발췌 본문:
* * * * * * * * *
NLP 실습 유사도를 반영한 검색 키워드 최적화

2020-02-11

이번 실습의 소개는 프로젝트성으로 진행 할 것이다.

프로젝트 소개

더존 ICT 온라인 고객센터 키워드 검색 최적화 및 챗봇 구현

프로젝트를 하게 된 계기
- 먼저, 더존 온라인 고객센터 페이지 중 smart A에 관한 페이지에서 전체 탭을 클릭한 후, 살펴본 QnA 페이지를 살펴보았다.
- 필자는 고객들의 입장에서 생각해보았을때, 자신이 작성하는 질문(물론, 그림으로 첨부해야할 만큼 그 환경이 중요한 질문들은 제외하고)과 비슷한 질문들이 존재할 거라는 생각을 갖고 키워드를 통해 검색해볼 것이다. 아래 그림은 재입사자라는 키워드를 smart A페이지에서 검색했을 때 출력되는 결과이다. 11건의 총 검색 결과 중 재입사자에 대한 연말정산과 관련된 문건이 8건이 존재한다.
- 그래서 필자는 재입사자 연말정산이라는 키워드를 통해 검색을 해보았다. 위에서 재입사자라는 키워드를 통해 검색 했을 때, 재입사자의 연말정산에 대한 질문이 8건이 존재한 반면에 아래 그림에서와 같이 8건 중 5건 만을 보여준다.
- 필자는 질문의 내용이 아닌 질문의 제목에 재입사자 연말정산이라는 키워드가 8건이 존재할 뿐 내용은 그와는 다를 수도 있다는 생각이 들어, 검색결과에 포함되어 있지 않는 질문들을 살펴보았다. 또한, 질문 내용 자체가 본질적으로 물어보는 의미가 검색결과에 포함되지 않은 질문들은 다를 수도 있기에 특정 알고리즘을 통해 결과를 보여줄 수 있다는 생각이 들어 검색 결과에 포함된 질문과도 비교해 보기로 했다.
* * * * * * * * *
제공 자료:
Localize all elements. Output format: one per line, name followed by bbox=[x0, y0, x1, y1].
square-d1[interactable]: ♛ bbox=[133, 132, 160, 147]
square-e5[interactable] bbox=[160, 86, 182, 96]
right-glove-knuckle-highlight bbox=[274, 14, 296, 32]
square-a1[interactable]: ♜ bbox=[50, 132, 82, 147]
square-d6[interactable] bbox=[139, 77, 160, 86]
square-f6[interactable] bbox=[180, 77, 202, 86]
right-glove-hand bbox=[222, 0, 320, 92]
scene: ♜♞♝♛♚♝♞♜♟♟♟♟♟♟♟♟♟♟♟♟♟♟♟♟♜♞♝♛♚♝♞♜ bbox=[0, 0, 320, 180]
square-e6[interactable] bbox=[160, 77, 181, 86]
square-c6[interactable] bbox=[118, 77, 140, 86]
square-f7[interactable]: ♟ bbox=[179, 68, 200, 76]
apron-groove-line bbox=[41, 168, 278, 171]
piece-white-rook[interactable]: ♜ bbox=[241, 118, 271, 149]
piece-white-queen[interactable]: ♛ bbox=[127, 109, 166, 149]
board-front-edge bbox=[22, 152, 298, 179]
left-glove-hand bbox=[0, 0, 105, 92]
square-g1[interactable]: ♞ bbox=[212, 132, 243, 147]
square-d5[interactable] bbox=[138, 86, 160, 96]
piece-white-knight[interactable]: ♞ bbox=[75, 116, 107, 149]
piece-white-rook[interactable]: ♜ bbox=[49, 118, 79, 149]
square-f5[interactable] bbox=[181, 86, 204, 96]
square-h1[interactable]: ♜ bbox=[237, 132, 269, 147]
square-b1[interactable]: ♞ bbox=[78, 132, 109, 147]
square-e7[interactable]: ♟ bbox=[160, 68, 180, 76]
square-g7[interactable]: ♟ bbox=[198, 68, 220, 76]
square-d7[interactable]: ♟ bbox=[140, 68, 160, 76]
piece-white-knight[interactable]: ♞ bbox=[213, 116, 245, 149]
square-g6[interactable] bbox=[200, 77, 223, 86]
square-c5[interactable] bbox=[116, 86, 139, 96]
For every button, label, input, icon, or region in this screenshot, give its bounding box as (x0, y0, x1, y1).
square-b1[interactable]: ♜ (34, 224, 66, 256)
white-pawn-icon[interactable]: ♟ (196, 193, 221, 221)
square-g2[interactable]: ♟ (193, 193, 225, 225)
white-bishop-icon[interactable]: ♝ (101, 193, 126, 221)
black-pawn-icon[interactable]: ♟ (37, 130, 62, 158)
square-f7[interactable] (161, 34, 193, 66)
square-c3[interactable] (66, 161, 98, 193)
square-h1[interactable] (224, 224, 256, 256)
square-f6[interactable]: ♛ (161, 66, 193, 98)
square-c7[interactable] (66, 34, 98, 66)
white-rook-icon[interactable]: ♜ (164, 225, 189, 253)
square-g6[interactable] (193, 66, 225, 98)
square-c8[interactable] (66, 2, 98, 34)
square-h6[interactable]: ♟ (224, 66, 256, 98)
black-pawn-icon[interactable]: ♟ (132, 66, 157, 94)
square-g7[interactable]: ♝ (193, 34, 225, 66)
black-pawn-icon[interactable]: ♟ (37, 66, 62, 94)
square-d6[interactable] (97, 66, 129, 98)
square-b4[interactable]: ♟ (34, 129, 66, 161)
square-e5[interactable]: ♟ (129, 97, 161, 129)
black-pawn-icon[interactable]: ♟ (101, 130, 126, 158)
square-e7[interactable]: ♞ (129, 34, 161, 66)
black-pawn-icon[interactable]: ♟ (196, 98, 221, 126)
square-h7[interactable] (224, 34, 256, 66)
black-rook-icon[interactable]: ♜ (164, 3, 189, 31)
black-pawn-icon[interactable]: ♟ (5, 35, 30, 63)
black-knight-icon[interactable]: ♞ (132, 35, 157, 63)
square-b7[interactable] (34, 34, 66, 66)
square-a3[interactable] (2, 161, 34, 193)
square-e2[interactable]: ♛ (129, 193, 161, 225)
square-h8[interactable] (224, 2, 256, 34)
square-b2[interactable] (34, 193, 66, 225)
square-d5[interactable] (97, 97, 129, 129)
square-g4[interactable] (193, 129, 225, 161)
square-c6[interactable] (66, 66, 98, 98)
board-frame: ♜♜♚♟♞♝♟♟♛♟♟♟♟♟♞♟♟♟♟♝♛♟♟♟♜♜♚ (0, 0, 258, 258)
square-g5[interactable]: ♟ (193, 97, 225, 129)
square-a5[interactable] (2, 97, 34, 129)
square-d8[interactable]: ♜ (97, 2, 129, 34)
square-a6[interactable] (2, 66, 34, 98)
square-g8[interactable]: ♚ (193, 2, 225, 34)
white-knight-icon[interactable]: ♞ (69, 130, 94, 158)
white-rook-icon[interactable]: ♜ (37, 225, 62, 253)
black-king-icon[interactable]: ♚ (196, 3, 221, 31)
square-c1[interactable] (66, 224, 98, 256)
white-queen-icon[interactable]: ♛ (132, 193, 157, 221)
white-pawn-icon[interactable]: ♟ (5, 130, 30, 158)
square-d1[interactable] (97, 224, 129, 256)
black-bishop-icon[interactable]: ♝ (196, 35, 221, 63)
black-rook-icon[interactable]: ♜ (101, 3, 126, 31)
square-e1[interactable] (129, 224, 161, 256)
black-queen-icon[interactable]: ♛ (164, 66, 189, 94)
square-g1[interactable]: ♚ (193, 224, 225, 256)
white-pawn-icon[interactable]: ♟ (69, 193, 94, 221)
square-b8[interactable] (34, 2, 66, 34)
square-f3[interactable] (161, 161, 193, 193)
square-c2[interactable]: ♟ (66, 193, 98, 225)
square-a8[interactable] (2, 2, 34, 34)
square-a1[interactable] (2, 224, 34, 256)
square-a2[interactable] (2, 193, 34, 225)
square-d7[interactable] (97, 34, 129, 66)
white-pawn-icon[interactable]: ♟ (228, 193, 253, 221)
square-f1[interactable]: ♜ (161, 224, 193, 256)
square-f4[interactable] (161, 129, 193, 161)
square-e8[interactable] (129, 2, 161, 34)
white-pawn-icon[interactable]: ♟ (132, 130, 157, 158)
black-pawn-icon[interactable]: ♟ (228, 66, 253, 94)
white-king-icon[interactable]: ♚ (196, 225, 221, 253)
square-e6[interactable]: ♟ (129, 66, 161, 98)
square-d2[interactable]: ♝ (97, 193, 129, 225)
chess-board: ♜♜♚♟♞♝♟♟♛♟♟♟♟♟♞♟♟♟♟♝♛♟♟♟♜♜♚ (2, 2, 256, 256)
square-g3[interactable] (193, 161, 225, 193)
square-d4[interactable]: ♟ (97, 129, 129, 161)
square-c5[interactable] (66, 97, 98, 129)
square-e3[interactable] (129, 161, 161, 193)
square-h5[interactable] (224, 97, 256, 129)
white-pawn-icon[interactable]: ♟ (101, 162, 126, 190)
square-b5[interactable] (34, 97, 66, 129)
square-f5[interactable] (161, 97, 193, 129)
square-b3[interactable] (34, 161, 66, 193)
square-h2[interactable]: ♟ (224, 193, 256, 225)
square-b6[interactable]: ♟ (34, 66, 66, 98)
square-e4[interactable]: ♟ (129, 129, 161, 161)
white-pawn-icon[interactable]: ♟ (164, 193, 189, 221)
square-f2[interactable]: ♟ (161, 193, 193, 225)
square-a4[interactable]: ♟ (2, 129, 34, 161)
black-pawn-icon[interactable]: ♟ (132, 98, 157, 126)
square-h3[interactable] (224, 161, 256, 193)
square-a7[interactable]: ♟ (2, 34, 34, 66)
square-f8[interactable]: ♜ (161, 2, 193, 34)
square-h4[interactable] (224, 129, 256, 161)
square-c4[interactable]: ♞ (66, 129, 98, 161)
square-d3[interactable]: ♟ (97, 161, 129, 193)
* * * * * * * * *
지시 사항:
1. 검색 키워드 최적화 본문의 "11건의 총 검색 결과 중 재입사자에 대한 연말정산과 관련된 문건이 8건이 존재한다."라는 문장을 영어로 번역하십시오.
2. 검색 키워드 최적화 본문을 읽고 다음 물음에 답하되, 답에도 같은 기호를 붙이십시오.
(a) 본문에 적힌 날짜는 언제입니까?
(b) 재입사자라는 키워드는 어느 페이지에서 검색되었습니까?
(c) 재입사자 연말정산이라는 키워드로 검색했을 때 8건 중 몇 건이 나타났습니까?
3. 검색 키워드 최적화 본문의 마지막 문장 뒤에 이어질 내용을 작성하십시오.

답변:
1. Of the 11 search results in total, 8 documents are related to the year-end tax settlement for rehired employees.

2.
(a) 2020-02-11
(b) smart A 페이지
(c) 5건

3.
- 검색결과에 포함되지 않은 질문과 답변이 왼쪽 그림이고, 검색결과에 포함된 질문과 답변이 오른쪽의 빨강색 네모로 되어있는 그림이다. 두 질문은 비슷한 질문이라고 보인다. 그런데도 불구하고 재입사자 연말정산이라는 키워드 검색 결과에 포함되어 있지 않는 점을 통해 필자는 각각의 질문들과 검색 키워드 간의 유사성을 점수화해 유사성이 높은 질문들을 보여주는 시스템도입이 필요할 것 같다는 생각이 들었다.
- 또한, 챗봇을 만드는 부분에 있어서 입력과 출력의 문장의 sequence 길이를 맞춰주어야 하는데, 그에 따라서 답변이 특정 분야(예를들면, 연말정산이나 원천징수등)에서는 긴 문장으로 이루어질 수도 있으므로, 챗봇을 구현한다면, 각 분야에 따른 문장길이를 분석해 보기도 해야 할 것 같다는 생각이들었다.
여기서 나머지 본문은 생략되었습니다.